**Work to be completed**:
Take the material below and write it all out again exactly.

─── Provided data ───

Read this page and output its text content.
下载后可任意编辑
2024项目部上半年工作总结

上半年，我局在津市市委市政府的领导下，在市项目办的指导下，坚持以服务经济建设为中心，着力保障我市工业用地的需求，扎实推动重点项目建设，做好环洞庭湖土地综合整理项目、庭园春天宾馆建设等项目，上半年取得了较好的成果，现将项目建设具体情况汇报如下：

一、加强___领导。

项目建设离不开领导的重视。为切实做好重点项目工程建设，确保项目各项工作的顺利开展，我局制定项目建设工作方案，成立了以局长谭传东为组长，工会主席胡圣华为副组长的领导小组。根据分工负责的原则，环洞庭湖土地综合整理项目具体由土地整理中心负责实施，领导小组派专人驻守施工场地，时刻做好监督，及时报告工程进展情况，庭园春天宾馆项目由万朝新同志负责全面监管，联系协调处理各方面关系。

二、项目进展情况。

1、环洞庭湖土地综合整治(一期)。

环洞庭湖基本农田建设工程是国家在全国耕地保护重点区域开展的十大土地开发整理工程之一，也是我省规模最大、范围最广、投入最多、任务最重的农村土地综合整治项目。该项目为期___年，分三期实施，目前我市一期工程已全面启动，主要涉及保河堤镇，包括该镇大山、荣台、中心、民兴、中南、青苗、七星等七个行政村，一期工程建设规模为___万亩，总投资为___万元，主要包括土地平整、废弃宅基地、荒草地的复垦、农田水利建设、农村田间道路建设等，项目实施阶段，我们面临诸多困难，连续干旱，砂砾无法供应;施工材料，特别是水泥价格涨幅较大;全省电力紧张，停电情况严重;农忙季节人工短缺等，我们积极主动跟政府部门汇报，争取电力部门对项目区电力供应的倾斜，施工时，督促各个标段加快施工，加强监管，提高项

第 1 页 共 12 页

───

**The answer**:
Read this page and output its text content.
下载后可任意编辑
2024项目部上半年工作总结

上半年，我局在津市市委市政府的领导下，在市项目办的指导下，坚持以服务经济建设为中心，着力保障我市工业用地的需求，扎实推动重点项目建设，做好环洞庭湖土地综合整理项目、庭园春天宾馆建设等项目，上半年取得了较好的成果，现将项目建设具体情况汇报如下：

一、加强___领导。

项目建设离不开领导的重视。为切实做好重点项目工程建设，确保项目各项工作的顺利开展，我局制定项目建设工作方案，成立了以局长谭传东为组长，工会主席胡圣华为副组长的领导小组。根据分工负责的原则，环洞庭湖土地综合整理项目具体由土地整理中心负责实施，领导小组派专人驻守施工场地，时刻做好监督，及时报告工程进展情况，庭园春天宾馆项目由万朝新同志负责全面监管，联系协调处理各方面关系。

二、项目进展情况。

1、环洞庭湖土地综合整治(一期)。

环洞庭湖基本农田建设工程是国家在全国耕地保护重点区域开展的十大土地开发整理工程之一，也是我省规模最大、范围最广、投入最多、任务最重的农村土地综合整治项目。该项目为期___年，分三期实施，目前我市一期工程已全面启动，主要涉及保河堤镇，包括该镇大山、荣台、中心、民兴、中南、青苗、七星等七个行政村，一期工程建设规模为___万亩，总投资为___万元，主要包括土地平整、废弃宅基地、荒草地的复垦、农田水利建设、农村田间道路建设等，项目实施阶段，我们面临诸多困难，连续干旱，砂砾无法供应;施工材料，特别是水泥价格涨幅较大;全省电力紧张，停电情况严重;农忙季节人工短缺等，我们积极主动跟政府部门汇报，争取电力部门对项目区电力供应的倾斜，施工时，督促各个标段加快施工，加强监管，提高项

第 1 页 共 12 页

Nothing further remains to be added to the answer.